# [Excerpted records]
◆ ◆ ◆
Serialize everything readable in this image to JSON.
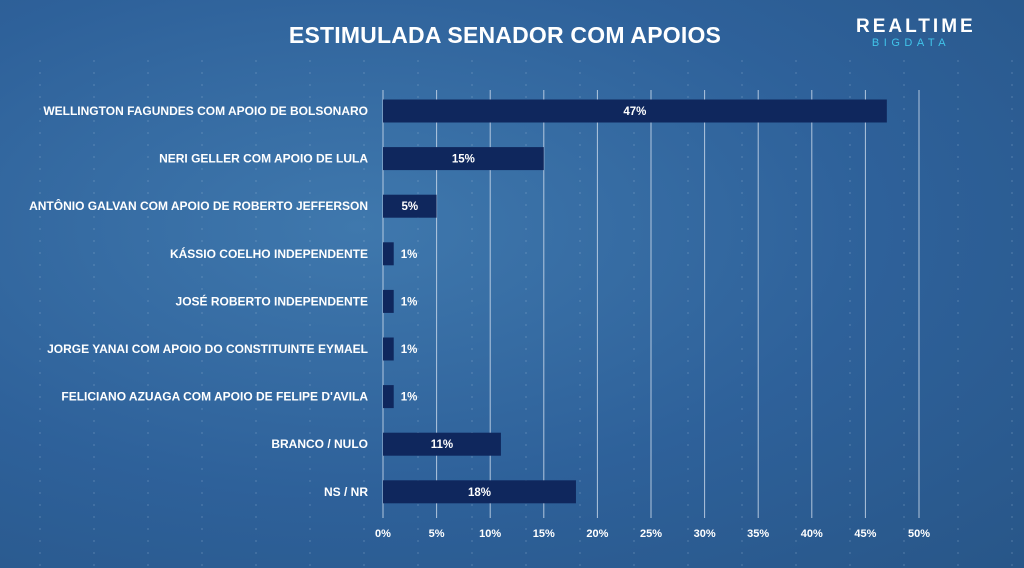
{
  "header": {
    "title": "ESTIMULADA SENADOR COM APOIOS",
    "logo_top": "REALTIME",
    "logo_bottom": "BIGDATA"
  },
  "colors": {
    "bar": "#0f275d",
    "accent": "#41c4ea"
  },
  "chart_data": {
    "type": "bar",
    "orientation": "horizontal",
    "title": "ESTIMULADA SENADOR COM APOIOS",
    "categories": [
      "WELLINGTON FAGUNDES COM APOIO DE BOLSONARO",
      "NERI GELLER COM APOIO DE LULA",
      "ANTÔNIO GALVAN COM APOIO DE ROBERTO JEFFERSON",
      "KÁSSIO COELHO INDEPENDENTE",
      "JOSÉ ROBERTO INDEPENDENTE",
      "JORGE YANAI COM APOIO DO CONSTITUINTE EYMAEL",
      "FELICIANO AZUAGA COM APOIO DE FELIPE D'AVILA",
      "BRANCO / NULO",
      "NS / NR"
    ],
    "values": [
      47,
      15,
      5,
      1,
      1,
      1,
      1,
      11,
      18
    ],
    "value_labels": [
      "47%",
      "15%",
      "5%",
      "1%",
      "1%",
      "1%",
      "1%",
      "11%",
      "18%"
    ],
    "xlim": [
      0,
      50
    ],
    "xticks": [
      0,
      5,
      10,
      15,
      20,
      25,
      30,
      35,
      40,
      45,
      50
    ],
    "xtick_labels": [
      "0%",
      "5%",
      "10%",
      "15%",
      "20%",
      "25%",
      "30%",
      "35%",
      "40%",
      "45%",
      "50%"
    ],
    "xlabel": "",
    "ylabel": "",
    "grid": true
  }
}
◆ ◆ ◆
Copy all the lines of data exactly as they appear, dropping any images.

Serialize everything readable in this image to JSON.
{
  "header": {
    "title": "ESTIMULADA SENADOR COM APOIOS",
    "logo_top": "REALTIME",
    "logo_bottom": "BIGDATA"
  },
  "colors": {
    "bar": "#0f275d",
    "accent": "#41c4ea"
  },
  "chart_data": {
    "type": "bar",
    "orientation": "horizontal",
    "title": "ESTIMULADA SENADOR COM APOIOS",
    "categories": [
      "WELLINGTON FAGUNDES COM APOIO DE BOLSONARO",
      "NERI GELLER COM APOIO DE LULA",
      "ANTÔNIO GALVAN COM APOIO DE ROBERTO JEFFERSON",
      "KÁSSIO COELHO INDEPENDENTE",
      "JOSÉ ROBERTO INDEPENDENTE",
      "JORGE YANAI COM APOIO DO CONSTITUINTE EYMAEL",
      "FELICIANO AZUAGA COM APOIO DE FELIPE D'AVILA",
      "BRANCO / NULO",
      "NS / NR"
    ],
    "values": [
      47,
      15,
      5,
      1,
      1,
      1,
      1,
      11,
      18
    ],
    "value_labels": [
      "47%",
      "15%",
      "5%",
      "1%",
      "1%",
      "1%",
      "1%",
      "11%",
      "18%"
    ],
    "xlim": [
      0,
      50
    ],
    "xticks": [
      0,
      5,
      10,
      15,
      20,
      25,
      30,
      35,
      40,
      45,
      50
    ],
    "xtick_labels": [
      "0%",
      "5%",
      "10%",
      "15%",
      "20%",
      "25%",
      "30%",
      "35%",
      "40%",
      "45%",
      "50%"
    ],
    "xlabel": "",
    "ylabel": "",
    "grid": true
  }
}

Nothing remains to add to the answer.